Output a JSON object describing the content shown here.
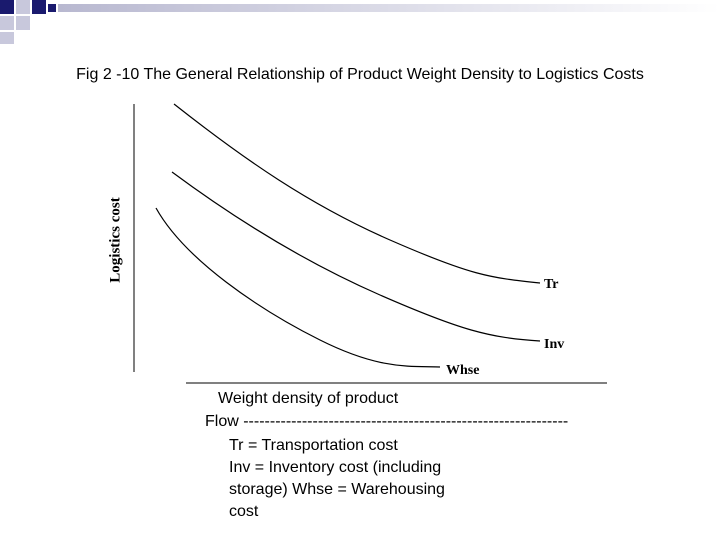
{
  "title": "Fig 2 -10 The General Relationship of Product Weight Density to Logistics Costs",
  "chart_data": {
    "type": "line",
    "ylabel": "Logistics cost",
    "xlabel": "Weight density of product",
    "series": [
      {
        "name": "Tr"
      },
      {
        "name": "Inv"
      },
      {
        "name": "Whse"
      }
    ]
  },
  "caption": {
    "line1": "Weight density of product",
    "line2": "Flow -------------------------------------------------------------",
    "line3": "Tr = Transportation cost",
    "line4": "Inv = Inventory cost (including",
    "line5": "storage) Whse = Warehousing",
    "line6": "cost"
  },
  "colors": {
    "deco_dark": "#1a1a6e",
    "deco_light": "#d8d8e8",
    "line": "#000000"
  }
}
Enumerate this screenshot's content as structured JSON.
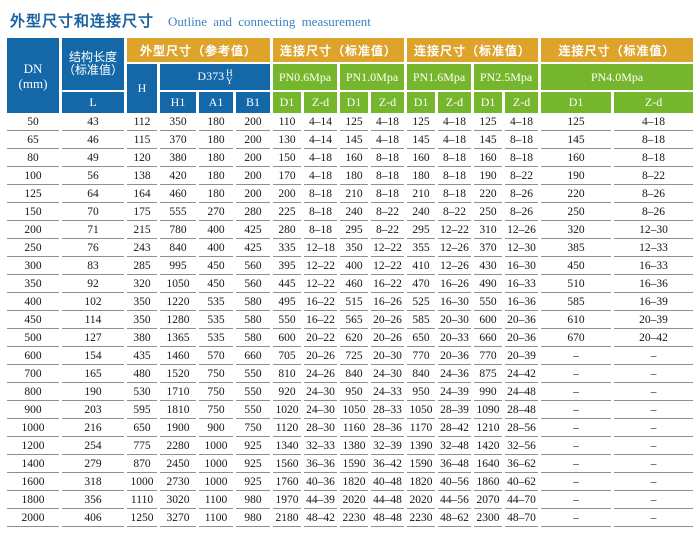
---
**Goal**
Your task is an exact transcription of all the data, minus the pictures.

**Task result**
Output a JSON object describing the content shown here.
{
  "title": "Fig 2 -10 The General Relationship of Product Weight Density to Logistics Costs",
  "chart_data": {
    "type": "line",
    "ylabel": "Logistics cost",
    "xlabel": "Weight density of product",
    "series": [
      {
        "name": "Tr"
      },
      {
        "name": "Inv"
      },
      {
        "name": "Whse"
      }
    ]
  },
  "caption": {
    "line1": "Weight density of product",
    "line2": "Flow -------------------------------------------------------------",
    "line3": "Tr = Transportation cost",
    "line4": "Inv = Inventory cost (including",
    "line5": "storage) Whse = Warehousing",
    "line6": "cost"
  },
  "colors": {
    "deco_dark": "#1a1a6e",
    "deco_light": "#d8d8e8",
    "line": "#000000"
  }
}
Enumerate this screenshot's content as structured JSON.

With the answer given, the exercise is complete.